-- To do --
Collect every line below that contains the word "into".

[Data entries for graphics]
* Start *
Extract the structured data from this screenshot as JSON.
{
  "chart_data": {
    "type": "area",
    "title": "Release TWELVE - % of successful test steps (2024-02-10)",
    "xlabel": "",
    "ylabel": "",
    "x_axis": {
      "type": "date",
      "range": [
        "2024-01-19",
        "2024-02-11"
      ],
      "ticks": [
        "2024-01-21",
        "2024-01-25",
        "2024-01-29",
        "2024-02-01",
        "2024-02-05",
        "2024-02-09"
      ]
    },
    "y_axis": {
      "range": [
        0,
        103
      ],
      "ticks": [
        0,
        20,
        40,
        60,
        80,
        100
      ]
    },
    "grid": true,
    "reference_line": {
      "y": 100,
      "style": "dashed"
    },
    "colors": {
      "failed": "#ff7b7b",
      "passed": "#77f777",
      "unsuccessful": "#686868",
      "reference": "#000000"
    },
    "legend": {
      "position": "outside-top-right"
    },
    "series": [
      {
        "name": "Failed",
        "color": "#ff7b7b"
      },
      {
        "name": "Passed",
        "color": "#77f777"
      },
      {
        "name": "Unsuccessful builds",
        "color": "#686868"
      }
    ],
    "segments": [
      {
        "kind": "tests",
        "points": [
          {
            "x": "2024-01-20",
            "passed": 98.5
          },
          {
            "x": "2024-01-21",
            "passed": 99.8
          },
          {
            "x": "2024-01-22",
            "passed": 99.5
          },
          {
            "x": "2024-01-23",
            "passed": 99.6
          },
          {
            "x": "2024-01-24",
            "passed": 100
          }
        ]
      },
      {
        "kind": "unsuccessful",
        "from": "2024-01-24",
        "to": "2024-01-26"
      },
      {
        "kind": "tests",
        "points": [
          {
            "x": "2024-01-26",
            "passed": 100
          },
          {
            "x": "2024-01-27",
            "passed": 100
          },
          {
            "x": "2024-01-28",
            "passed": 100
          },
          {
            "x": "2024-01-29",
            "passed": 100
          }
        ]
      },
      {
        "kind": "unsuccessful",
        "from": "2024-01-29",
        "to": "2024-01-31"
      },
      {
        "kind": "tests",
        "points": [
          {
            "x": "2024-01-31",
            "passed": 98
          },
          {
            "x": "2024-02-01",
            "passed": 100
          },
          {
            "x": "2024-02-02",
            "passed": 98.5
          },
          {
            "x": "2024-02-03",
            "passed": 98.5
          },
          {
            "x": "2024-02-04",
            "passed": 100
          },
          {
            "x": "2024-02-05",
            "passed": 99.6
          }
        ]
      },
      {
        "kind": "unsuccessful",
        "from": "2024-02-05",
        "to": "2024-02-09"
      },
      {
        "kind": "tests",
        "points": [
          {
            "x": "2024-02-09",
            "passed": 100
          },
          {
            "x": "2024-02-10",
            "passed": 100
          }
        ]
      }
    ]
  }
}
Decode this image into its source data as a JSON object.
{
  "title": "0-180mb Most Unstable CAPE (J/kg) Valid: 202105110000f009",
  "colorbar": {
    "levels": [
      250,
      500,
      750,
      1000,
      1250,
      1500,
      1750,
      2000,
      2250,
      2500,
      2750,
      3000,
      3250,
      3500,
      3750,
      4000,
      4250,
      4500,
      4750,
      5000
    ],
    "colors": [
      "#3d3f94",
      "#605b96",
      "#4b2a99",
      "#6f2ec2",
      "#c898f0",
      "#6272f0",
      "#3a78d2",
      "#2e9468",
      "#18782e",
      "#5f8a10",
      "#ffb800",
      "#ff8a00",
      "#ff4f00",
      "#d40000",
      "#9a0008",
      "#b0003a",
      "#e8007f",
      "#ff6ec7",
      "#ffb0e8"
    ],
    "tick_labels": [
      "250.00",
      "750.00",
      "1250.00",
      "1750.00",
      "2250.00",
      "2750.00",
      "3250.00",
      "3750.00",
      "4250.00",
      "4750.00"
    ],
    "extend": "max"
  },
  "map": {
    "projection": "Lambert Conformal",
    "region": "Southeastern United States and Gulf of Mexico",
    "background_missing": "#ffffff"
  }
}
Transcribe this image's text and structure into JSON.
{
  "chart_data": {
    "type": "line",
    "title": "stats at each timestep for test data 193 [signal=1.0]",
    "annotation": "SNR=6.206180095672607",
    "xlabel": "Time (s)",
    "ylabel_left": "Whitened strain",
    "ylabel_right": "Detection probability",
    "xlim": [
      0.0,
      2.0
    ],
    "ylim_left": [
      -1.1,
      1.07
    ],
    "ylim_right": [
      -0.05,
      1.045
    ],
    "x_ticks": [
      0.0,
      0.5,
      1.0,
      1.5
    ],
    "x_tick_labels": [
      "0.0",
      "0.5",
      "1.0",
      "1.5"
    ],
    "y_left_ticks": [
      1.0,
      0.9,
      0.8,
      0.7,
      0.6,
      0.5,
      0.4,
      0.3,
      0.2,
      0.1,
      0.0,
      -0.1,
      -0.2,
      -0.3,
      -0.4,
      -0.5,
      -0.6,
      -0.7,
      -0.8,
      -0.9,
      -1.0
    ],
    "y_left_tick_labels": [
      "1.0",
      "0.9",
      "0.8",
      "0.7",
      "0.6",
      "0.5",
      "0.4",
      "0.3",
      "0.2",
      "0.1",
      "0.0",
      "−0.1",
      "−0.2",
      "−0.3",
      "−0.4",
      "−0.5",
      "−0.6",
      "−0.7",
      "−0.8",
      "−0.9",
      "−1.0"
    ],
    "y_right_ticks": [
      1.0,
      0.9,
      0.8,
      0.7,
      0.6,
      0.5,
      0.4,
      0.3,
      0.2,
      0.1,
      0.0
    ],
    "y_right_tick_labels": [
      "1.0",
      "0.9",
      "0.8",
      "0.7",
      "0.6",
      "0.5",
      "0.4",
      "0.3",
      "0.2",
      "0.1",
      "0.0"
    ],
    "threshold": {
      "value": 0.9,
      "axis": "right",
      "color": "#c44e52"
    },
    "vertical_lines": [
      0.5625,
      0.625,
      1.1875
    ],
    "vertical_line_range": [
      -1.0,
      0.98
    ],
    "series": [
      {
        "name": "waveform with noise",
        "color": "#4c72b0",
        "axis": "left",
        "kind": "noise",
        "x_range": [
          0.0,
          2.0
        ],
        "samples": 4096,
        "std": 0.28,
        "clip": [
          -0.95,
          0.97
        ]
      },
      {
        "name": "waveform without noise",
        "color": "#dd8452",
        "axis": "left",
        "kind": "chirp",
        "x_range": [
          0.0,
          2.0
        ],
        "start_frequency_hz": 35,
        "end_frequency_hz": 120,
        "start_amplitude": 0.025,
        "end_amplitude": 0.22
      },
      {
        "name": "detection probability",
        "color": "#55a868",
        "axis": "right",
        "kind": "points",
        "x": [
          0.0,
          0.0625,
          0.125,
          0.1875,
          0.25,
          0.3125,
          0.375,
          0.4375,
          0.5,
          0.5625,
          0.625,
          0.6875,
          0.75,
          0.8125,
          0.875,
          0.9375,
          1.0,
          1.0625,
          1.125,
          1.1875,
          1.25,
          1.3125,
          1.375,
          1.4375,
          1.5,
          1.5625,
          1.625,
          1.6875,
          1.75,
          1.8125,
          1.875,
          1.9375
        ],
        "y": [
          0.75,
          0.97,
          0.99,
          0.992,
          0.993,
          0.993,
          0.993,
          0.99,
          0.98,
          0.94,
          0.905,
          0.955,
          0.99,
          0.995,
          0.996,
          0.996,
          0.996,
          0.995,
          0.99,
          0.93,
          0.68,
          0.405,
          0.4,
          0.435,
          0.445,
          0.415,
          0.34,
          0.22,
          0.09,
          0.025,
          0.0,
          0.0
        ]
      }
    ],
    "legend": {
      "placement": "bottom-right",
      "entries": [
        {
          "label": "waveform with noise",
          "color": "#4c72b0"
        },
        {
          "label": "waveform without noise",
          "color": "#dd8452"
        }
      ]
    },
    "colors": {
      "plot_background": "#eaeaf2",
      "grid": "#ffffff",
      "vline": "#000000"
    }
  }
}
* End *
-- Answer for this exercise --
Decode this image into its source data as a JSON object.
Transcribe this image's text and structure into JSON.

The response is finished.